- **Given request**: Repeat each record exactly. Any picture gets left out.

A block of data:
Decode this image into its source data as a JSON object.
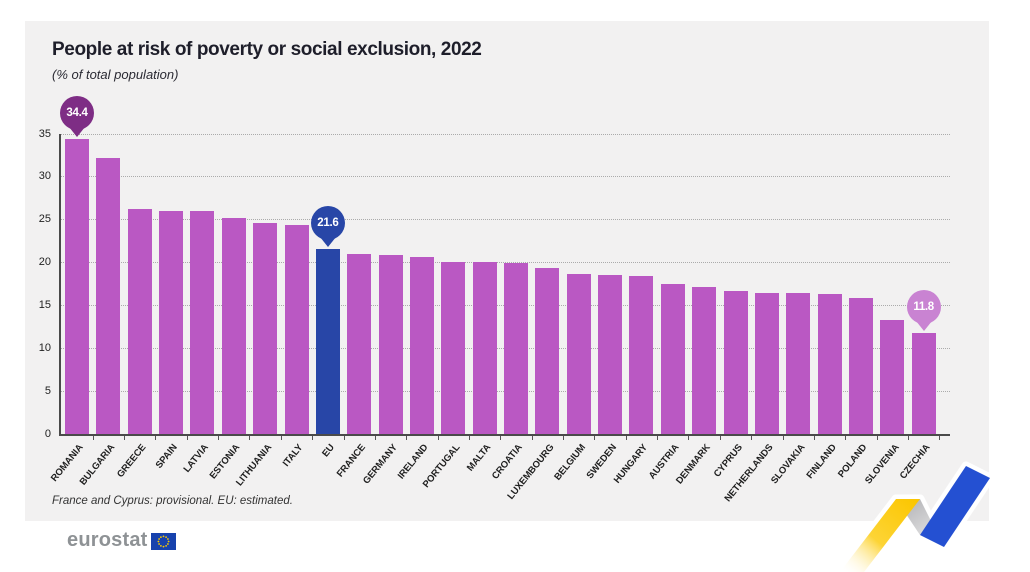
{
  "chart_data": {
    "type": "bar",
    "title": "People at risk of poverty or social exclusion, 2022",
    "subtitle": "(% of total population)",
    "unit": "% of total population",
    "categories": [
      "ROMANIA",
      "BULGARIA",
      "GREECE",
      "SPAIN",
      "LATVIA",
      "ESTONIA",
      "LITHUANIA",
      "ITALY",
      "EU",
      "FRANCE",
      "GERMANY",
      "IRELAND",
      "PORTUGAL",
      "MALTA",
      "CROATIA",
      "LUXEMBOURG",
      "BELGIUM",
      "SWEDEN",
      "HUNGARY",
      "AUSTRIA",
      "DENMARK",
      "CYPRUS",
      "NETHERLANDS",
      "SLOVAKIA",
      "FINLAND",
      "POLAND",
      "SLOVENIA",
      "CZECHIA"
    ],
    "values": [
      34.4,
      32.2,
      26.3,
      26.0,
      26.0,
      25.2,
      24.6,
      24.4,
      21.6,
      21.0,
      20.9,
      20.7,
      20.1,
      20.1,
      19.9,
      19.4,
      18.7,
      18.6,
      18.4,
      17.5,
      17.1,
      16.7,
      16.5,
      16.5,
      16.3,
      15.9,
      13.3,
      11.8
    ],
    "highlighted_category": "EU",
    "ylim": [
      0,
      35
    ],
    "yticks": [
      0,
      5,
      10,
      15,
      20,
      25,
      30,
      35
    ],
    "grid": "horizontal-dotted",
    "legend_position": "none",
    "callouts": [
      {
        "category": "ROMANIA",
        "label": "34.4",
        "color": "#7e2d85"
      },
      {
        "category": "EU",
        "label": "21.6",
        "color": "#2846a7"
      },
      {
        "category": "CZECHIA",
        "label": "11.8",
        "color": "#c983d2"
      }
    ],
    "colors": {
      "bar": "#ba58c3",
      "highlight_bar": "#2846a7",
      "plot_background": "#f2f1f1"
    }
  },
  "footnote": {
    "text": "France and Cyprus: provisional. EU: estimated."
  },
  "footer": {
    "logo_text": "eurostat",
    "flag_icon": "eu-flag-icon"
  },
  "decoration": {
    "name": "yellow-blue-zigzag-ribbon",
    "colors": {
      "yellow": "#fbc600",
      "fold_gray": "#bcbcbf",
      "blue": "#2450d2",
      "outline": "#ffffff"
    }
  }
}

- **Response to this exercise**:
Decode this image into its source data as a JSON object.
{
  "chart_data": {
    "type": "bar",
    "title": "People at risk of poverty or social exclusion, 2022",
    "subtitle": "(% of total population)",
    "unit": "% of total population",
    "categories": [
      "ROMANIA",
      "BULGARIA",
      "GREECE",
      "SPAIN",
      "LATVIA",
      "ESTONIA",
      "LITHUANIA",
      "ITALY",
      "EU",
      "FRANCE",
      "GERMANY",
      "IRELAND",
      "PORTUGAL",
      "MALTA",
      "CROATIA",
      "LUXEMBOURG",
      "BELGIUM",
      "SWEDEN",
      "HUNGARY",
      "AUSTRIA",
      "DENMARK",
      "CYPRUS",
      "NETHERLANDS",
      "SLOVAKIA",
      "FINLAND",
      "POLAND",
      "SLOVENIA",
      "CZECHIA"
    ],
    "values": [
      34.4,
      32.2,
      26.3,
      26.0,
      26.0,
      25.2,
      24.6,
      24.4,
      21.6,
      21.0,
      20.9,
      20.7,
      20.1,
      20.1,
      19.9,
      19.4,
      18.7,
      18.6,
      18.4,
      17.5,
      17.1,
      16.7,
      16.5,
      16.5,
      16.3,
      15.9,
      13.3,
      11.8
    ],
    "highlighted_category": "EU",
    "ylim": [
      0,
      35
    ],
    "yticks": [
      0,
      5,
      10,
      15,
      20,
      25,
      30,
      35
    ],
    "grid": "horizontal-dotted",
    "legend_position": "none",
    "callouts": [
      {
        "category": "ROMANIA",
        "label": "34.4",
        "color": "#7e2d85"
      },
      {
        "category": "EU",
        "label": "21.6",
        "color": "#2846a7"
      },
      {
        "category": "CZECHIA",
        "label": "11.8",
        "color": "#c983d2"
      }
    ],
    "colors": {
      "bar": "#ba58c3",
      "highlight_bar": "#2846a7",
      "plot_background": "#f2f1f1"
    }
  },
  "footnote": {
    "text": "France and Cyprus: provisional. EU: estimated."
  },
  "footer": {
    "logo_text": "eurostat",
    "flag_icon": "eu-flag-icon"
  },
  "decoration": {
    "name": "yellow-blue-zigzag-ribbon",
    "colors": {
      "yellow": "#fbc600",
      "fold_gray": "#bcbcbf",
      "blue": "#2450d2",
      "outline": "#ffffff"
    }
  }
}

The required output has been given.